* Problem description *
The entries are to be returned exactly, with images left out.

*****

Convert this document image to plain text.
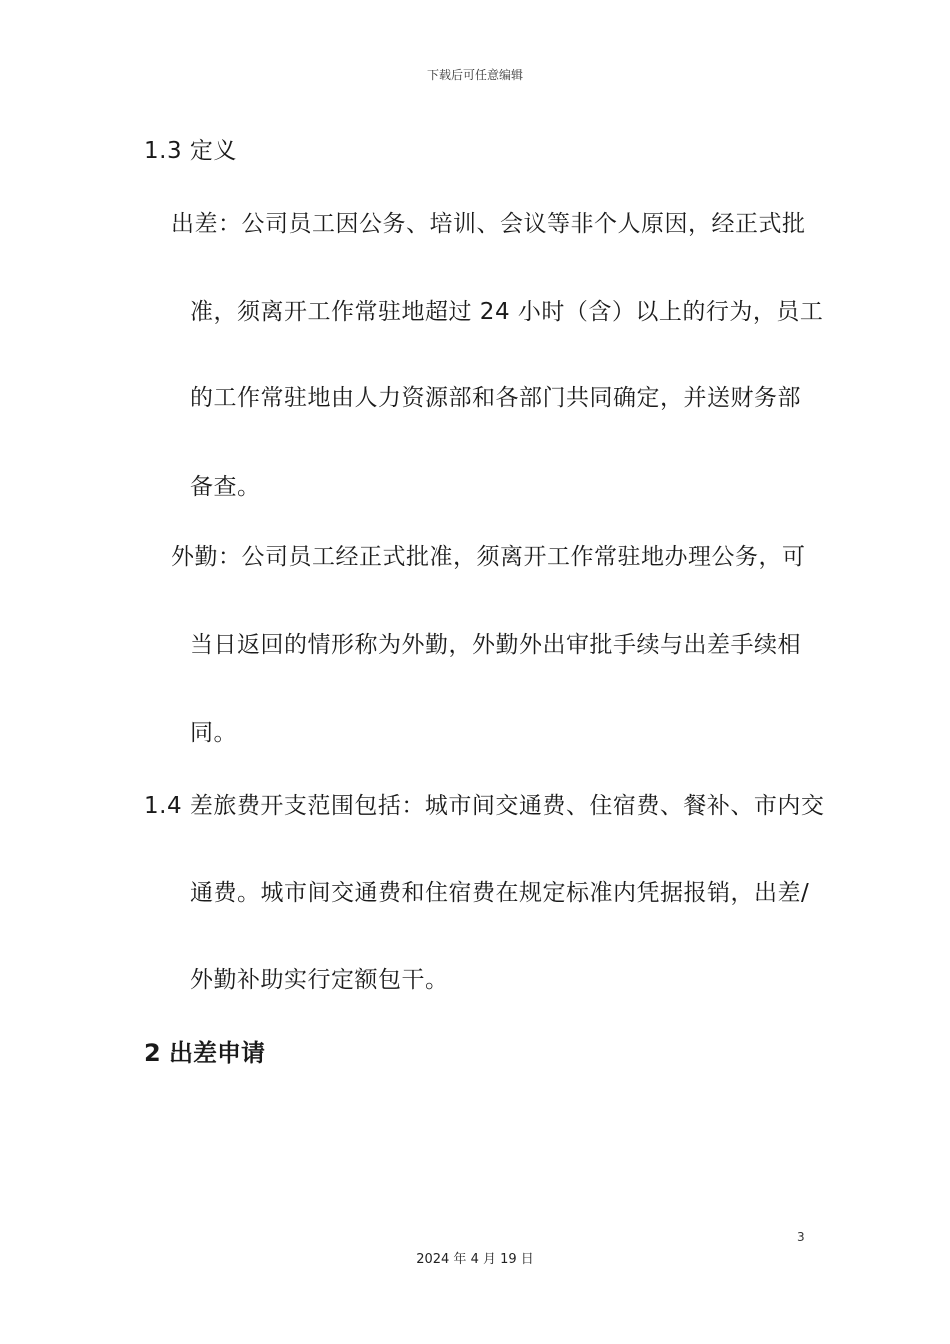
下载后可任意编辑
1.3 定义
出差：公司员工因公务、培训、会议等非个人原因，经正式批
准，须离开工作常驻地超过 24 小时（含）以上的行为，员工
的工作常驻地由人力资源部和各部门共同确定，并送财务部
备查。
外勤：公司员工经正式批准，须离开工作常驻地办理公务，可
当日返回的情形称为外勤，外勤外出审批手续与出差手续相
同。
1.4 差旅费开支范围包括：城市间交通费、住宿费、餐补、市内交
通费。城市间交通费和住宿费在规定标准内凭据报销，出差/
外勤补助实行定额包干。
2 出差申请
3
2024 年 4 月 19 日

*****

* Task output *
Convert this document image to plain text.
下载后可任意编辑
1.3 定义
出差：公司员工因公务、培训、会议等非个人原因，经正式批
准，须离开工作常驻地超过 24 小时（含）以上的行为，员工
的工作常驻地由人力资源部和各部门共同确定，并送财务部
备查。
外勤：公司员工经正式批准，须离开工作常驻地办理公务，可
当日返回的情形称为外勤，外勤外出审批手续与出差手续相
同。
1.4 差旅费开支范围包括：城市间交通费、住宿费、餐补、市内交
通费。城市间交通费和住宿费在规定标准内凭据报销，出差/
外勤补助实行定额包干。
2 出差申请
3
2024 年 4 月 19 日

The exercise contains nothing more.